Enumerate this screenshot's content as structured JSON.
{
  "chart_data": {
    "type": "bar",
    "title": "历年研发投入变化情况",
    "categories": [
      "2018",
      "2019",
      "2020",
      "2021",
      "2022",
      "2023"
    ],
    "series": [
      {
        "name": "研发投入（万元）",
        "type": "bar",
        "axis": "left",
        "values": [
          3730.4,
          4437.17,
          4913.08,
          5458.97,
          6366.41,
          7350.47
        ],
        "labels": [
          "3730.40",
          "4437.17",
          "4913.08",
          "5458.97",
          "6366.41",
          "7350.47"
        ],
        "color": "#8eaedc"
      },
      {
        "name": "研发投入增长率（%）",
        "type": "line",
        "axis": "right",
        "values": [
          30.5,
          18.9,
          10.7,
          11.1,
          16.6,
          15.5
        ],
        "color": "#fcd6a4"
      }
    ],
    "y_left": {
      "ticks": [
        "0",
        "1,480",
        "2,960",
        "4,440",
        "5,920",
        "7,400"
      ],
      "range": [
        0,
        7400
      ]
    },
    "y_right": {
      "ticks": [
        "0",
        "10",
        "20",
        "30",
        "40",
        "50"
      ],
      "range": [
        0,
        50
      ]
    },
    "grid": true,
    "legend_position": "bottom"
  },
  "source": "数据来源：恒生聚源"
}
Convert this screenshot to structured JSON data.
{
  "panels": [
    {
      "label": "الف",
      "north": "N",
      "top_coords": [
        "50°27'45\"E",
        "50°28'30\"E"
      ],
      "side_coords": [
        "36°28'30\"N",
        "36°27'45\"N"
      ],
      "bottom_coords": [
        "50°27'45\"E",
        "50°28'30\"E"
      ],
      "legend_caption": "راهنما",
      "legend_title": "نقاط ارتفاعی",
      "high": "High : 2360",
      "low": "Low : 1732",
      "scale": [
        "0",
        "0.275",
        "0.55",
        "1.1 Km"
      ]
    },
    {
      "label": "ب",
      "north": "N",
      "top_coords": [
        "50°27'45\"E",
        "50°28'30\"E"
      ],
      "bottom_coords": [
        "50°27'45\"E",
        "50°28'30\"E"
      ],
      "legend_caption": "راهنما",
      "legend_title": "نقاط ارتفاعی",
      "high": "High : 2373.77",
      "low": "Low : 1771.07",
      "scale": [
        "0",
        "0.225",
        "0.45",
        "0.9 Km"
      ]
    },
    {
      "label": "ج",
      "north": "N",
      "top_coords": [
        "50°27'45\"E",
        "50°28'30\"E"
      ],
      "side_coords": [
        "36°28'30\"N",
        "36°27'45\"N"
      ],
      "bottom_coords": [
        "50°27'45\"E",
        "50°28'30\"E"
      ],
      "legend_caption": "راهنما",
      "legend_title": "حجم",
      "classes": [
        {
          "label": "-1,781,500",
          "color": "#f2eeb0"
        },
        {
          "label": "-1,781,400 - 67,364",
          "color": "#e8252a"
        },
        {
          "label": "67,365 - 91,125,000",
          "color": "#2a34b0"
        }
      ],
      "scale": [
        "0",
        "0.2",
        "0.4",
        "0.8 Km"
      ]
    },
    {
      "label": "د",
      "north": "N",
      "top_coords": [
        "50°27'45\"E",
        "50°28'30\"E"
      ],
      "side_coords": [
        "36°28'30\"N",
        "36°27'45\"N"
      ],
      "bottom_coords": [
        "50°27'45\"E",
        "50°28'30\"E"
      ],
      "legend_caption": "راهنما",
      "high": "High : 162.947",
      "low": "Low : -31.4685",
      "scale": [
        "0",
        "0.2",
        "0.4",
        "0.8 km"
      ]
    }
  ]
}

________________________

* **THE PROBLEM**:
Working from the material above, retype it in its entirety without change.

* **CORRECT RESULT**:
Enumerate this screenshot's content as structured JSON.
{
  "chart_data": {
    "type": "bar",
    "title": "历年研发投入变化情况",
    "categories": [
      "2018",
      "2019",
      "2020",
      "2021",
      "2022",
      "2023"
    ],
    "series": [
      {
        "name": "研发投入（万元）",
        "type": "bar",
        "axis": "left",
        "values": [
          3730.4,
          4437.17,
          4913.08,
          5458.97,
          6366.41,
          7350.47
        ],
        "labels": [
          "3730.40",
          "4437.17",
          "4913.08",
          "5458.97",
          "6366.41",
          "7350.47"
        ],
        "color": "#8eaedc"
      },
      {
        "name": "研发投入增长率（%）",
        "type": "line",
        "axis": "right",
        "values": [
          30.5,
          18.9,
          10.7,
          11.1,
          16.6,
          15.5
        ],
        "color": "#fcd6a4"
      }
    ],
    "y_left": {
      "ticks": [
        "0",
        "1,480",
        "2,960",
        "4,440",
        "5,920",
        "7,400"
      ],
      "range": [
        0,
        7400
      ]
    },
    "y_right": {
      "ticks": [
        "0",
        "10",
        "20",
        "30",
        "40",
        "50"
      ],
      "range": [
        0,
        50
      ]
    },
    "grid": true,
    "legend_position": "bottom"
  },
  "source": "数据来源：恒生聚源"
}
Convert this screenshot to structured JSON data.
{
  "panels": [
    {
      "label": "الف",
      "north": "N",
      "top_coords": [
        "50°27'45\"E",
        "50°28'30\"E"
      ],
      "side_coords": [
        "36°28'30\"N",
        "36°27'45\"N"
      ],
      "bottom_coords": [
        "50°27'45\"E",
        "50°28'30\"E"
      ],
      "legend_caption": "راهنما",
      "legend_title": "نقاط ارتفاعی",
      "high": "High : 2360",
      "low": "Low : 1732",
      "scale": [
        "0",
        "0.275",
        "0.55",
        "1.1 Km"
      ]
    },
    {
      "label": "ب",
      "north": "N",
      "top_coords": [
        "50°27'45\"E",
        "50°28'30\"E"
      ],
      "bottom_coords": [
        "50°27'45\"E",
        "50°28'30\"E"
      ],
      "legend_caption": "راهنما",
      "legend_title": "نقاط ارتفاعی",
      "high": "High : 2373.77",
      "low": "Low : 1771.07",
      "scale": [
        "0",
        "0.225",
        "0.45",
        "0.9 Km"
      ]
    },
    {
      "label": "ج",
      "north": "N",
      "top_coords": [
        "50°27'45\"E",
        "50°28'30\"E"
      ],
      "side_coords": [
        "36°28'30\"N",
        "36°27'45\"N"
      ],
      "bottom_coords": [
        "50°27'45\"E",
        "50°28'30\"E"
      ],
      "legend_caption": "راهنما",
      "legend_title": "حجم",
      "classes": [
        {
          "label": "-1,781,500",
          "color": "#f2eeb0"
        },
        {
          "label": "-1,781,400 - 67,364",
          "color": "#e8252a"
        },
        {
          "label": "67,365 - 91,125,000",
          "color": "#2a34b0"
        }
      ],
      "scale": [
        "0",
        "0.2",
        "0.4",
        "0.8 Km"
      ]
    },
    {
      "label": "د",
      "north": "N",
      "top_coords": [
        "50°27'45\"E",
        "50°28'30\"E"
      ],
      "side_coords": [
        "36°28'30\"N",
        "36°27'45\"N"
      ],
      "bottom_coords": [
        "50°27'45\"E",
        "50°28'30\"E"
      ],
      "legend_caption": "راهنما",
      "high": "High : 162.947",
      "low": "Low : -31.4685",
      "scale": [
        "0",
        "0.2",
        "0.4",
        "0.8 km"
      ]
    }
  ]
}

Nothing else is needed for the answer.